(Stored data)
****
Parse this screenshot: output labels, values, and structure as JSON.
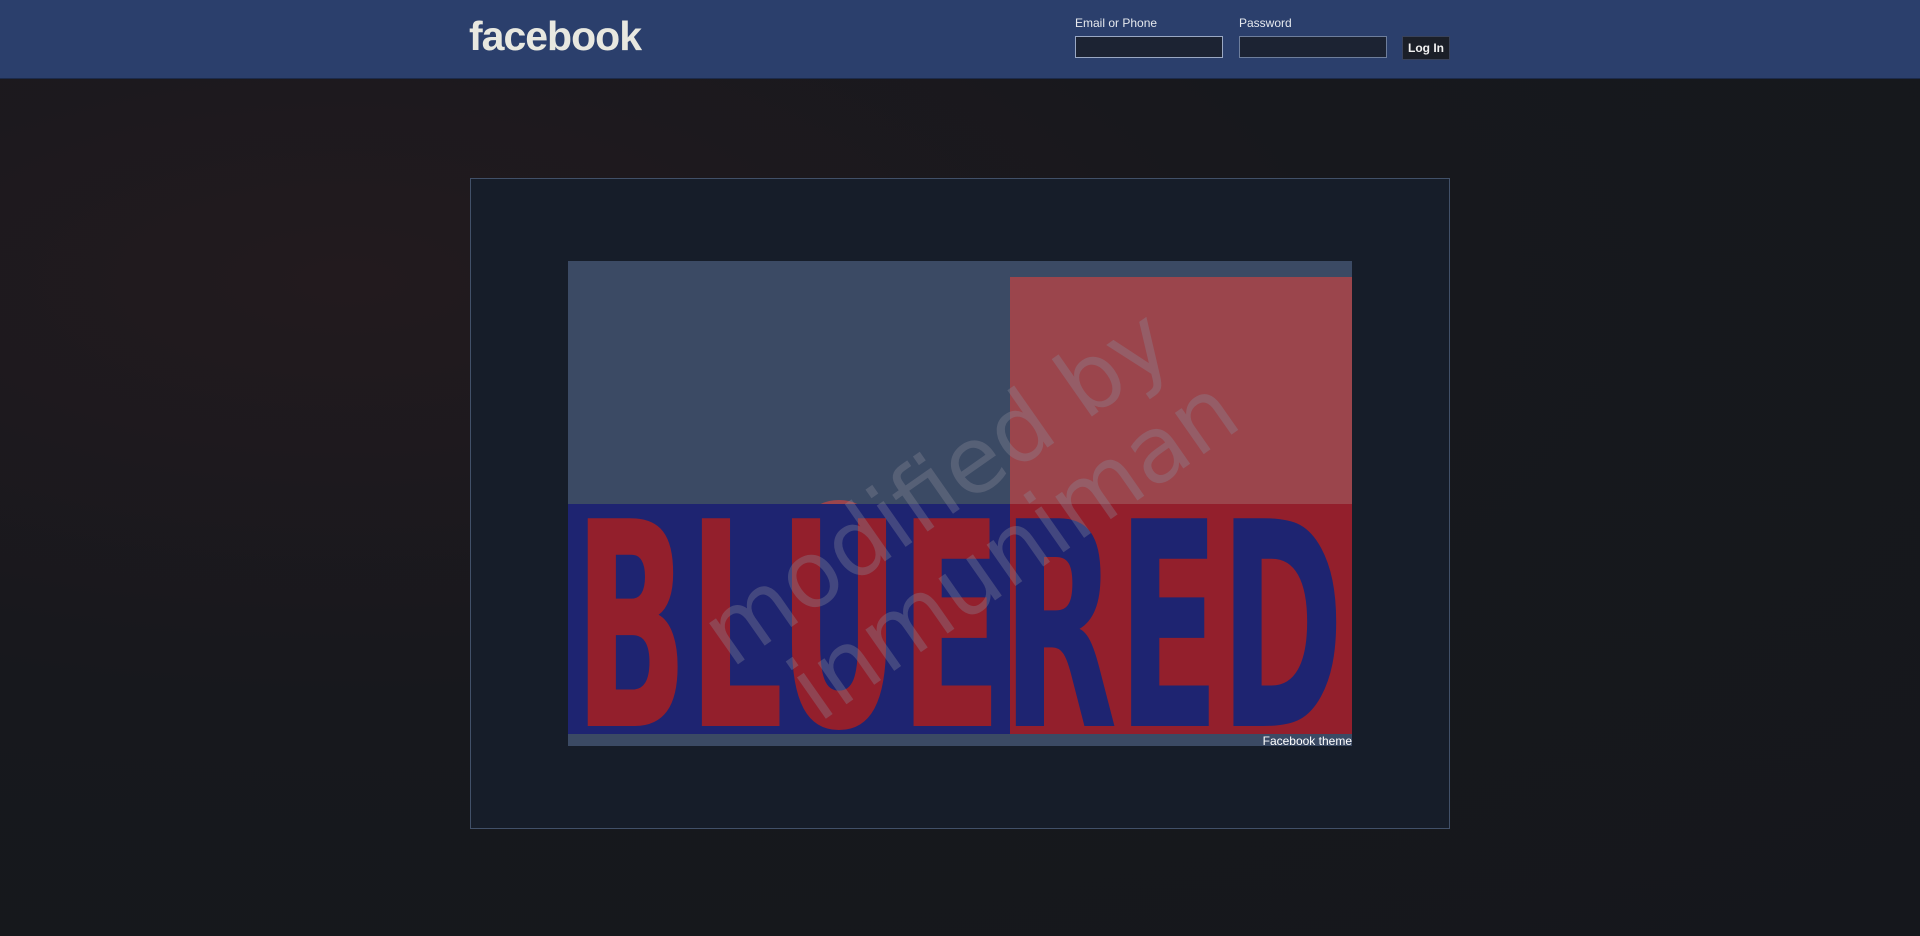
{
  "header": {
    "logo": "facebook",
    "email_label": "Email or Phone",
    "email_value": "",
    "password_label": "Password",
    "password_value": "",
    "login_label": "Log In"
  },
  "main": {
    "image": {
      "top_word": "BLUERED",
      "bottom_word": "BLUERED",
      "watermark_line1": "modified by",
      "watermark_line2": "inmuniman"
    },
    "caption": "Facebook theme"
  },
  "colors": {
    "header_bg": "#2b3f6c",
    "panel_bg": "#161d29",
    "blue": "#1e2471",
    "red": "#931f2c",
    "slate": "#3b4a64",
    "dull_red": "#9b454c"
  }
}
****
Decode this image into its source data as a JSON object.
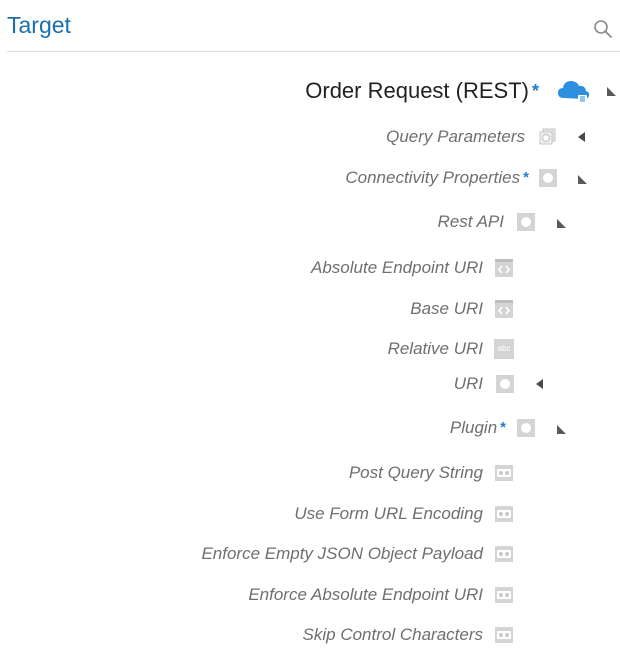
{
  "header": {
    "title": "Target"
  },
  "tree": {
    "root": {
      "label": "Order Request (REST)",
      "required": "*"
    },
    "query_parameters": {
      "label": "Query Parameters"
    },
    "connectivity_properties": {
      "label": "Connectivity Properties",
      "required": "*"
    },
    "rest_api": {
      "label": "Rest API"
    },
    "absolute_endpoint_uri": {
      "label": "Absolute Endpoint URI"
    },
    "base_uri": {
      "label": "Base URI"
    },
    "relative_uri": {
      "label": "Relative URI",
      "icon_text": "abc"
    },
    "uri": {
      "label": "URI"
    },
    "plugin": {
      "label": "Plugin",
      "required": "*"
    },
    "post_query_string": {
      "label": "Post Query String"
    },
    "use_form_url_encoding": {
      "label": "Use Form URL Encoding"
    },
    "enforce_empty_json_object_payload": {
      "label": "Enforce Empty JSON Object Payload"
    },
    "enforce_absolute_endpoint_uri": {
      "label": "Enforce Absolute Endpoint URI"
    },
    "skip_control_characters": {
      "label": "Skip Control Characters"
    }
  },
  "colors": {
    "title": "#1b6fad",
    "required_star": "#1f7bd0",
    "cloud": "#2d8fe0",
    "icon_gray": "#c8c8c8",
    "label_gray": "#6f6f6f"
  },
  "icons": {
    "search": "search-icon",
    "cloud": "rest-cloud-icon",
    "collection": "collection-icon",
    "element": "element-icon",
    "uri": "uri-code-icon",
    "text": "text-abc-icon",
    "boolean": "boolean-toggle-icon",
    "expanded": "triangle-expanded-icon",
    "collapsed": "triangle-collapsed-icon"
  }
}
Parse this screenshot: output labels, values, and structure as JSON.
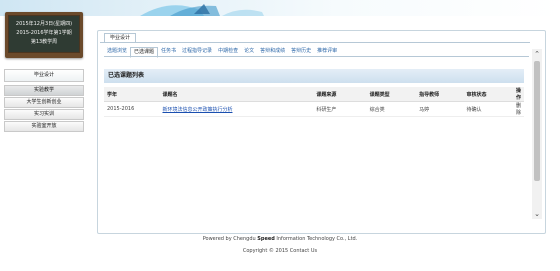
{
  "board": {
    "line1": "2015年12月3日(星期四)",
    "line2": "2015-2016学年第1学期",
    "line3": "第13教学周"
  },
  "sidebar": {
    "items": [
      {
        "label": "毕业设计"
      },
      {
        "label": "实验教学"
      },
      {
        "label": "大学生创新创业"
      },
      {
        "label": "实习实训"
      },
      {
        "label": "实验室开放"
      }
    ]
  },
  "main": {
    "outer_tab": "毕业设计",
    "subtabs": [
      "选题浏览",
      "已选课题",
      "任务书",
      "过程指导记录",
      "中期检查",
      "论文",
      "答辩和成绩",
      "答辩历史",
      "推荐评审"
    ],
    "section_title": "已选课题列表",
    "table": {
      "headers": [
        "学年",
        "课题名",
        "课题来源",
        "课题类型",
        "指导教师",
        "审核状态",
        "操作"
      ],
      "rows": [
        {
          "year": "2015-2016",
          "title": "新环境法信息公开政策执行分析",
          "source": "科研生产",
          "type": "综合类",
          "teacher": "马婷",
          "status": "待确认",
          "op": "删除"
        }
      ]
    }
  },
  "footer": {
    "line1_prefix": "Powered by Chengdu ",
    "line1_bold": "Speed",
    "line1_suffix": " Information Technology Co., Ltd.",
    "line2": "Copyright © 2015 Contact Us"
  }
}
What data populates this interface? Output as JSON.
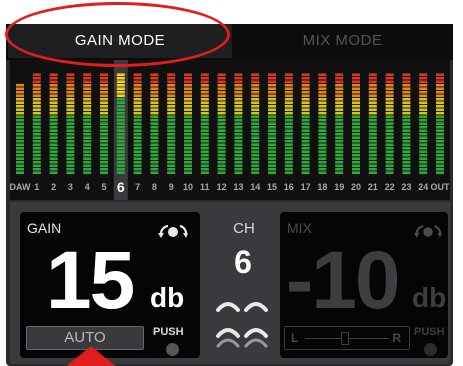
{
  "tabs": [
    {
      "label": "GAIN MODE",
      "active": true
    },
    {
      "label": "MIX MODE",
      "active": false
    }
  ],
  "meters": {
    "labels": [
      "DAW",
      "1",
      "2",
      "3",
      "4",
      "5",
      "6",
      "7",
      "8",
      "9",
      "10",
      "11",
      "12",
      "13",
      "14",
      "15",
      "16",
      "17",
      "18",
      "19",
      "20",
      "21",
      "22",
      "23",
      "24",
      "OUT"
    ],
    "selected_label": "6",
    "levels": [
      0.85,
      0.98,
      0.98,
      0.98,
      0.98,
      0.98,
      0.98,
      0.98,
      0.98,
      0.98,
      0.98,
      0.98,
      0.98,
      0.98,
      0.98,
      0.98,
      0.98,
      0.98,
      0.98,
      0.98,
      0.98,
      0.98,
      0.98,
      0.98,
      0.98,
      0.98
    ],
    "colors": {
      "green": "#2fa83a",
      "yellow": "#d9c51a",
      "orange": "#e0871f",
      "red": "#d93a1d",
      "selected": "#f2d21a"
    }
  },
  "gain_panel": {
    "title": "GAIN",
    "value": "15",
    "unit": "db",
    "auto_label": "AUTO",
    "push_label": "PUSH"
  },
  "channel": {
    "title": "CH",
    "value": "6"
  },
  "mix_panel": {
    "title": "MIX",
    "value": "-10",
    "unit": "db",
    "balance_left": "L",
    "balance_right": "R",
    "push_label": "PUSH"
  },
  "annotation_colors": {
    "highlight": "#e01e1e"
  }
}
****
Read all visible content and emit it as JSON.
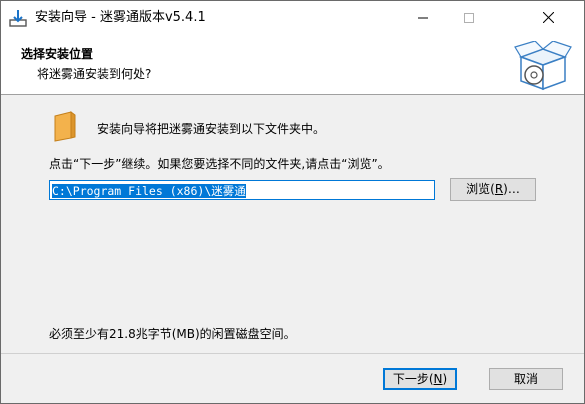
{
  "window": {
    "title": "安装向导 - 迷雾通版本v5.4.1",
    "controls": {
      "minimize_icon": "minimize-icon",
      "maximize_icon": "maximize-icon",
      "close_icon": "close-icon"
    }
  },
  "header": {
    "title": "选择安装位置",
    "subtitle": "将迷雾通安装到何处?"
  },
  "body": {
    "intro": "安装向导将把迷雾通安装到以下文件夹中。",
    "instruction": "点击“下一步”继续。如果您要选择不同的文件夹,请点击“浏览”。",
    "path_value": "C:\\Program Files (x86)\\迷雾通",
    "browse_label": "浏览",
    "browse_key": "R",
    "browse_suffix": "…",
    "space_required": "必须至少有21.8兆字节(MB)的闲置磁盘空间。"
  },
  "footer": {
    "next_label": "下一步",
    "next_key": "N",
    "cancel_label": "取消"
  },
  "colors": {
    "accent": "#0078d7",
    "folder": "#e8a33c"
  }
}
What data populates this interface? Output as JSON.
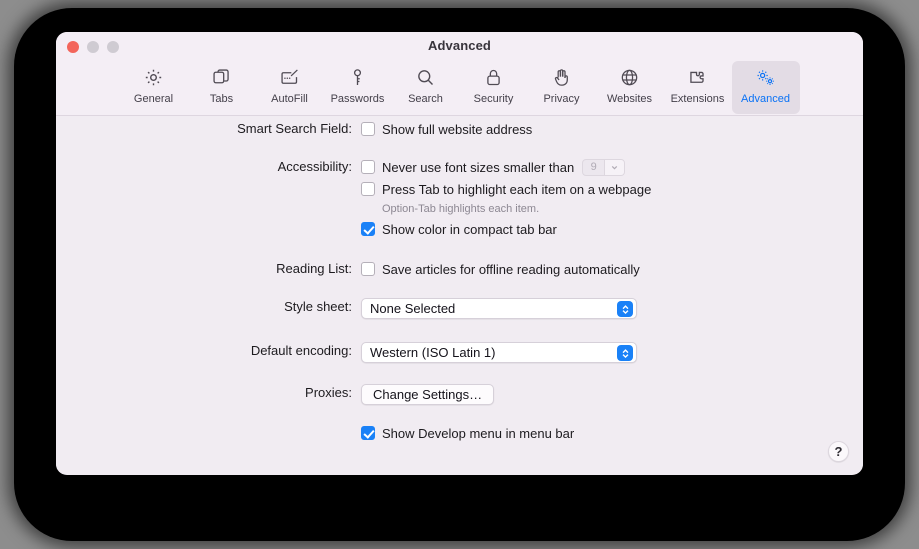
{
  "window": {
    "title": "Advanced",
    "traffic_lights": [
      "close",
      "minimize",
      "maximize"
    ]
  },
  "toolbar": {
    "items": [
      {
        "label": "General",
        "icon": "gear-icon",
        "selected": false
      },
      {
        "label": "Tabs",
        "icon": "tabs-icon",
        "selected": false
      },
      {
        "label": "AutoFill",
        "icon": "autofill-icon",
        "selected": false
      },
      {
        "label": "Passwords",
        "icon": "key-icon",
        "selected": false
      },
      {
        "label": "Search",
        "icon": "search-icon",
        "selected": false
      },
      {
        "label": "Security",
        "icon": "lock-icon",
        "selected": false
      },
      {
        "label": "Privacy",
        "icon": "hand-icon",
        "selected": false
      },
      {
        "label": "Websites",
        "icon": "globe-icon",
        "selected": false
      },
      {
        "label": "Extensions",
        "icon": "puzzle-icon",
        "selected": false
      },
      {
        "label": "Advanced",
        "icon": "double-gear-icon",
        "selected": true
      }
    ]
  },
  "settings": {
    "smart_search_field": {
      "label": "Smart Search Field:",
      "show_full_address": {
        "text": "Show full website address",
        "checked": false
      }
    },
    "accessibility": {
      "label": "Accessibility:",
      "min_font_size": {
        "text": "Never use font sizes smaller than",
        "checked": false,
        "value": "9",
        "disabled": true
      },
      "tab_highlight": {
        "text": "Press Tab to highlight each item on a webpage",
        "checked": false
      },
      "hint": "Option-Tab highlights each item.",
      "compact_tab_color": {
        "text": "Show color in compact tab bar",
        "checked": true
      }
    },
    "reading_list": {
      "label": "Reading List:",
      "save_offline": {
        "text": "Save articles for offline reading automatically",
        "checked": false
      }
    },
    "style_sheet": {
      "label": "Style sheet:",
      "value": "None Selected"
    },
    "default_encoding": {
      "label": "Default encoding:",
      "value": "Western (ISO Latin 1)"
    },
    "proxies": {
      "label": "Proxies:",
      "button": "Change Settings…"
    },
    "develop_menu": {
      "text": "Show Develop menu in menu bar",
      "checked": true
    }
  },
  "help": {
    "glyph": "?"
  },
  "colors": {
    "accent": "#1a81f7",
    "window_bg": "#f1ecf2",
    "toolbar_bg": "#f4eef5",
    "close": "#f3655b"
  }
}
****
▸ **Exercise instructions**
Where a line holds the string "true", copy that line.

▸ **Written answer**
      "active": true
        "selected": true
        "disabled": true
        "checked": true
      "checked": true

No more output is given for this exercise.